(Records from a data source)
-=-=-

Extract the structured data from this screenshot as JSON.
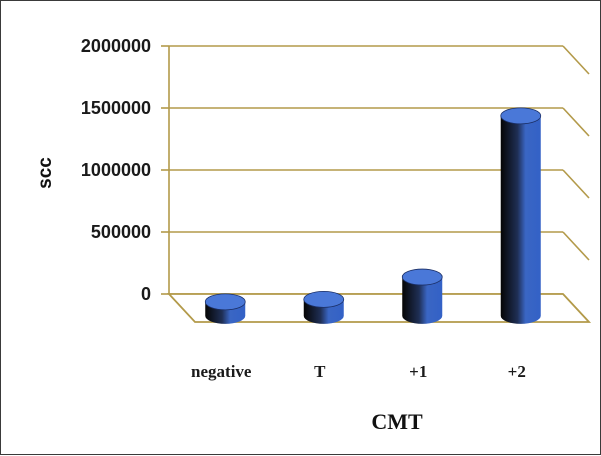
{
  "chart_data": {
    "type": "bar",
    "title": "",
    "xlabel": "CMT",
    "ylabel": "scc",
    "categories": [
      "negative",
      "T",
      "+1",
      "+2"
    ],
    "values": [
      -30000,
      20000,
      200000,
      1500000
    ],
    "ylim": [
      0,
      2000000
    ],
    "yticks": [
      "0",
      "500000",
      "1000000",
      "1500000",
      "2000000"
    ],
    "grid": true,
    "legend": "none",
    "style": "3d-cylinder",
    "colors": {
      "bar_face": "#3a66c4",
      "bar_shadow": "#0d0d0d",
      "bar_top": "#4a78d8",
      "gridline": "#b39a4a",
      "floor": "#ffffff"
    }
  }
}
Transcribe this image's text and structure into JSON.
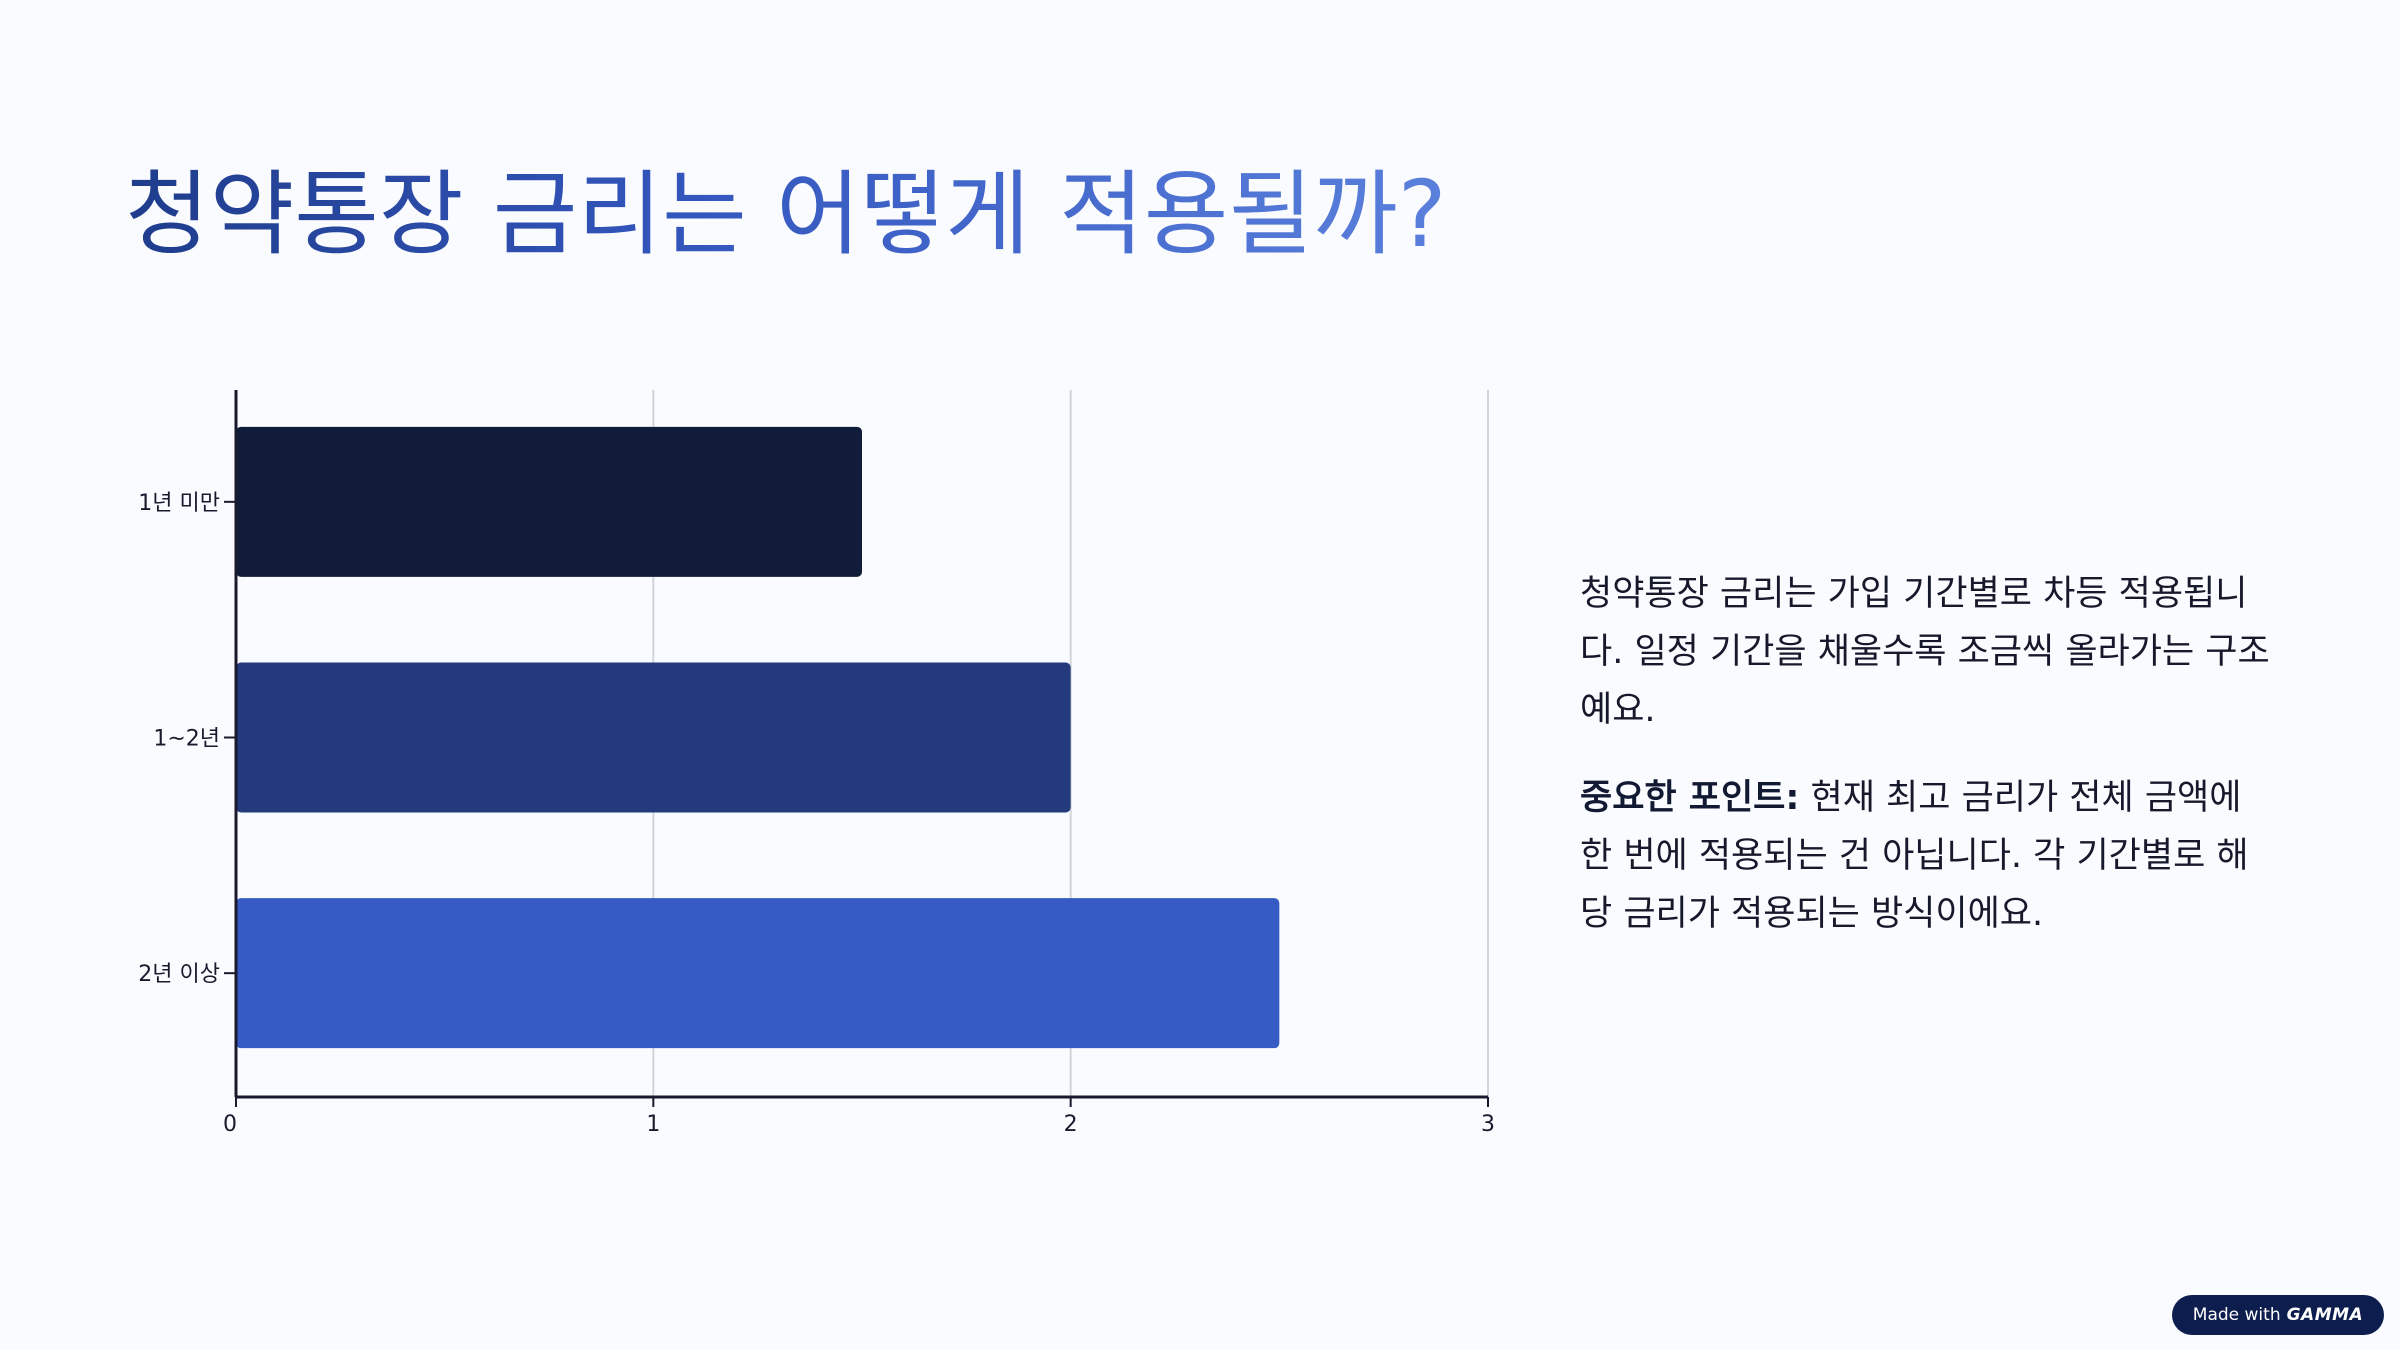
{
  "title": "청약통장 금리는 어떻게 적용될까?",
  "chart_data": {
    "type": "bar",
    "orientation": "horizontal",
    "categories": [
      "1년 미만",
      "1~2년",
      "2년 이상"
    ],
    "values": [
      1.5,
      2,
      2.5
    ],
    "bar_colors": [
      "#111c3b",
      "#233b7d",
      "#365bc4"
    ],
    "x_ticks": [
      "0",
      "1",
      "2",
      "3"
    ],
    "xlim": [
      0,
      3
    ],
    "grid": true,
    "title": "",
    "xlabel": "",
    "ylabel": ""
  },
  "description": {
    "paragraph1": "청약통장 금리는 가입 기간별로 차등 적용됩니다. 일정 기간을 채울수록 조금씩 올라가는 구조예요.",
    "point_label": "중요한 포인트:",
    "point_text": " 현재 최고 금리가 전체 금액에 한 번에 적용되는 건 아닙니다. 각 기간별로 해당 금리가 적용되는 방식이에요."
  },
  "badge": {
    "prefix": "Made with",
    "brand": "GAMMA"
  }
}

-=-=-

Omit each picture, then return all of the listing exactly as it stands.

- The output
Extract the structured data from this screenshot as JSON.
{
  "chart_data": {
    "type": "bar",
    "title": "",
    "xlabel": "CMT",
    "ylabel": "scc",
    "categories": [
      "negative",
      "T",
      "+1",
      "+2"
    ],
    "values": [
      -30000,
      20000,
      200000,
      1500000
    ],
    "ylim": [
      0,
      2000000
    ],
    "yticks": [
      "0",
      "500000",
      "1000000",
      "1500000",
      "2000000"
    ],
    "grid": true,
    "legend": "none",
    "style": "3d-cylinder",
    "colors": {
      "bar_face": "#3a66c4",
      "bar_shadow": "#0d0d0d",
      "bar_top": "#4a78d8",
      "gridline": "#b39a4a",
      "floor": "#ffffff"
    }
  }
}
Transcribe this image's text and structure into JSON.
{
  "title": "청약통장 금리는 어떻게 적용될까?",
  "chart_data": {
    "type": "bar",
    "orientation": "horizontal",
    "categories": [
      "1년 미만",
      "1~2년",
      "2년 이상"
    ],
    "values": [
      1.5,
      2,
      2.5
    ],
    "bar_colors": [
      "#111c3b",
      "#233b7d",
      "#365bc4"
    ],
    "x_ticks": [
      "0",
      "1",
      "2",
      "3"
    ],
    "xlim": [
      0,
      3
    ],
    "grid": true,
    "title": "",
    "xlabel": "",
    "ylabel": ""
  },
  "description": {
    "paragraph1": "청약통장 금리는 가입 기간별로 차등 적용됩니다. 일정 기간을 채울수록 조금씩 올라가는 구조예요.",
    "point_label": "중요한 포인트:",
    "point_text": " 현재 최고 금리가 전체 금액에 한 번에 적용되는 건 아닙니다. 각 기간별로 해당 금리가 적용되는 방식이에요."
  },
  "badge": {
    "prefix": "Made with",
    "brand": "GAMMA"
  }
}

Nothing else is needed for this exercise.